MATERIAL =
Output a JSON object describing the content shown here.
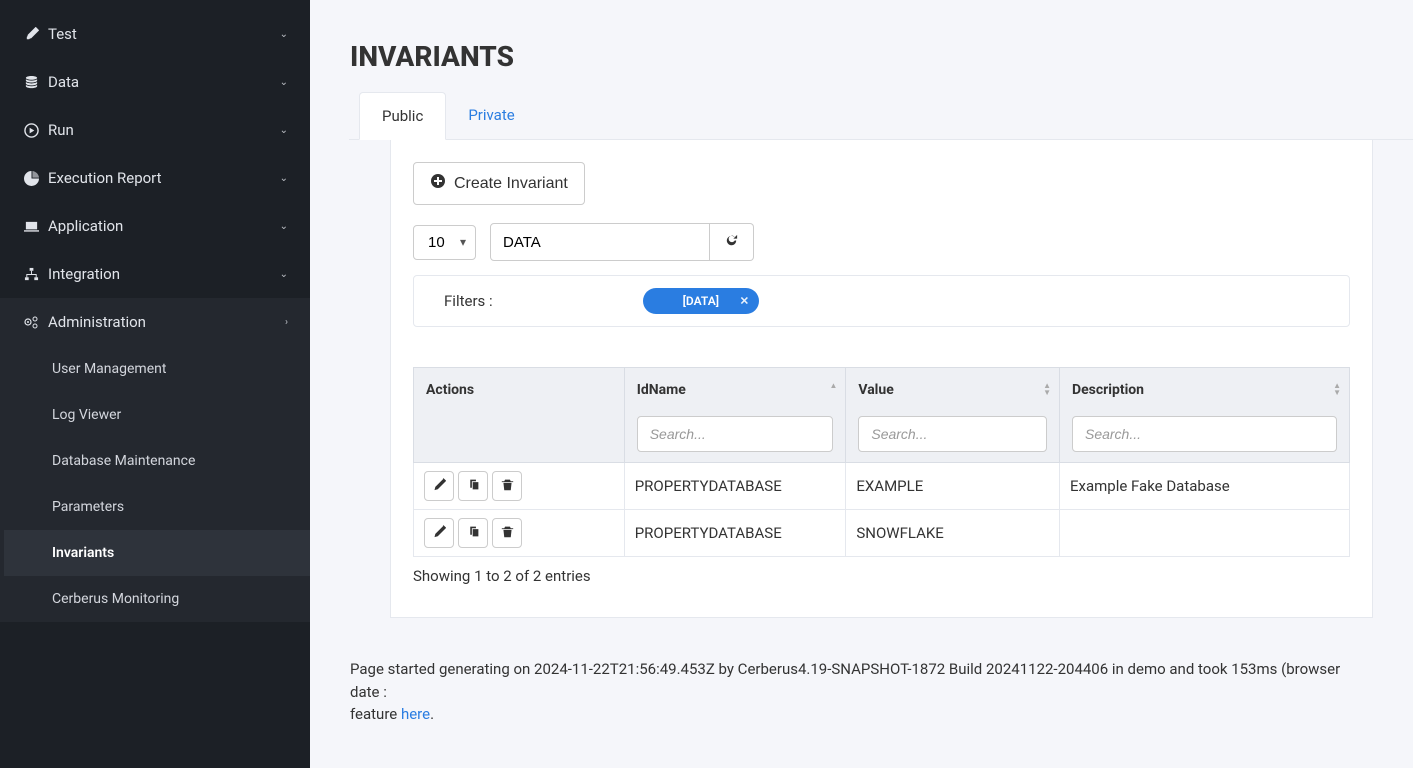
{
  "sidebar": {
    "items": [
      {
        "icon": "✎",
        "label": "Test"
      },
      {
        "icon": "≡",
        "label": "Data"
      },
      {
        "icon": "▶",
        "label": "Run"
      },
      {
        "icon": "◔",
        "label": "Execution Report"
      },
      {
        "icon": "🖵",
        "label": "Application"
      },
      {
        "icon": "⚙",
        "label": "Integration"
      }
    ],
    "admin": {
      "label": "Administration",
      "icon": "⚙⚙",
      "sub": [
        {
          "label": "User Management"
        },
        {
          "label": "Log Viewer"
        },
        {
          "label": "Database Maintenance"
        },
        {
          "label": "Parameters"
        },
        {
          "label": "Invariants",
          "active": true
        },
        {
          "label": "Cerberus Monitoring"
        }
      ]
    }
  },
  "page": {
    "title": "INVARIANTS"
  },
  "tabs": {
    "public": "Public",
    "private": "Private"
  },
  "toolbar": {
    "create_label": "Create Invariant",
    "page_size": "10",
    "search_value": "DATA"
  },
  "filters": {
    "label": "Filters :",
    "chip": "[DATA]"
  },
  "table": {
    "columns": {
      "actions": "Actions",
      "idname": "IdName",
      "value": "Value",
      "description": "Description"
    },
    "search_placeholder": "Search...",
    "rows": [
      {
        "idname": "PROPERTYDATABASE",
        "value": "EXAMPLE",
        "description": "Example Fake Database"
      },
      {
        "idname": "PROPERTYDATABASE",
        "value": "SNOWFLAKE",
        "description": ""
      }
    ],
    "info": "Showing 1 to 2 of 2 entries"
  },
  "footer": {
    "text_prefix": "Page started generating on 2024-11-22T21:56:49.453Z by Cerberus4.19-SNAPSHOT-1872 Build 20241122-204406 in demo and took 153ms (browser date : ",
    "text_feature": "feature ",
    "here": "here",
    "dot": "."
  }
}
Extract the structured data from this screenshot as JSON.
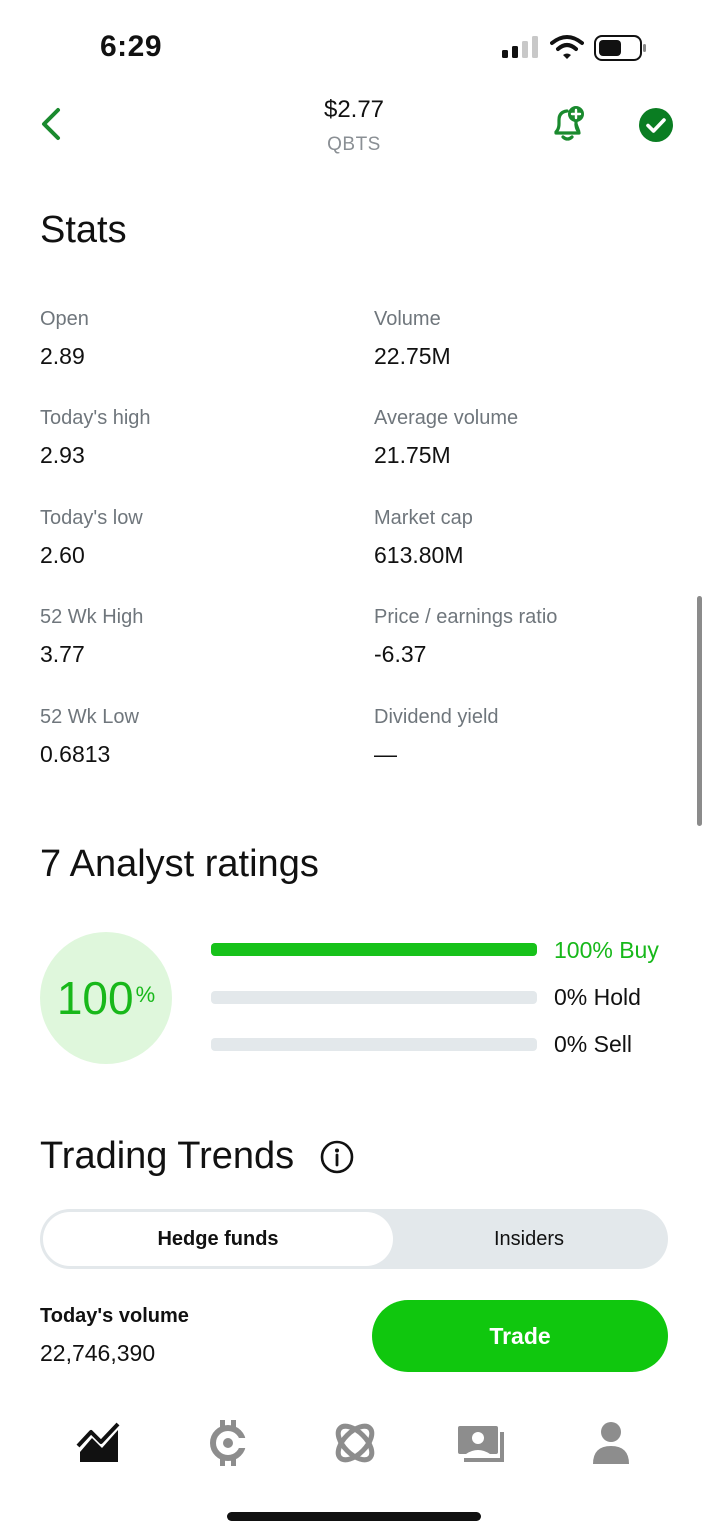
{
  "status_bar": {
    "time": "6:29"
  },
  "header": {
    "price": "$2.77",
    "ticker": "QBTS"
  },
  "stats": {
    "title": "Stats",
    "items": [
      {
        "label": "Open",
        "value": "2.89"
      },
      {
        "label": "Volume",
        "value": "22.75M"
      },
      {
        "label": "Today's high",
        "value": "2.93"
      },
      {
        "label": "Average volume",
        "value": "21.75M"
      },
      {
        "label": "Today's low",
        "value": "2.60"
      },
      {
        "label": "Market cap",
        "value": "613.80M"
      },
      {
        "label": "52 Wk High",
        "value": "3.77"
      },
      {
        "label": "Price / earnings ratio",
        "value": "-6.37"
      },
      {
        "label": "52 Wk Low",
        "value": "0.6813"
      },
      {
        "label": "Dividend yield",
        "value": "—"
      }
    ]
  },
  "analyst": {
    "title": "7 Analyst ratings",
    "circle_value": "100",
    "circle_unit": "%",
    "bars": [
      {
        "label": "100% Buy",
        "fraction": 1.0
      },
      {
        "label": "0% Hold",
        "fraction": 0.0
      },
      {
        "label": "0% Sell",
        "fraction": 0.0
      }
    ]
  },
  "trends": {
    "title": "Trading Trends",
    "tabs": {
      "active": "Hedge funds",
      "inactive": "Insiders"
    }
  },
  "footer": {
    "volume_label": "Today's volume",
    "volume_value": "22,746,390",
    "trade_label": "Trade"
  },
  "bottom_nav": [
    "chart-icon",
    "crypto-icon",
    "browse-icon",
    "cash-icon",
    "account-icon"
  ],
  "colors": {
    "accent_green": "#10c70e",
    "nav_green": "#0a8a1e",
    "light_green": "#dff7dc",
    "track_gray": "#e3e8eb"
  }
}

SHORT EXERCISE =
Take every line containing the word "description" and copy it.

SOLUTION TO THE EXERCISE =
      "description": "Description"
        "description": "Example Fake Database"
        "description": ""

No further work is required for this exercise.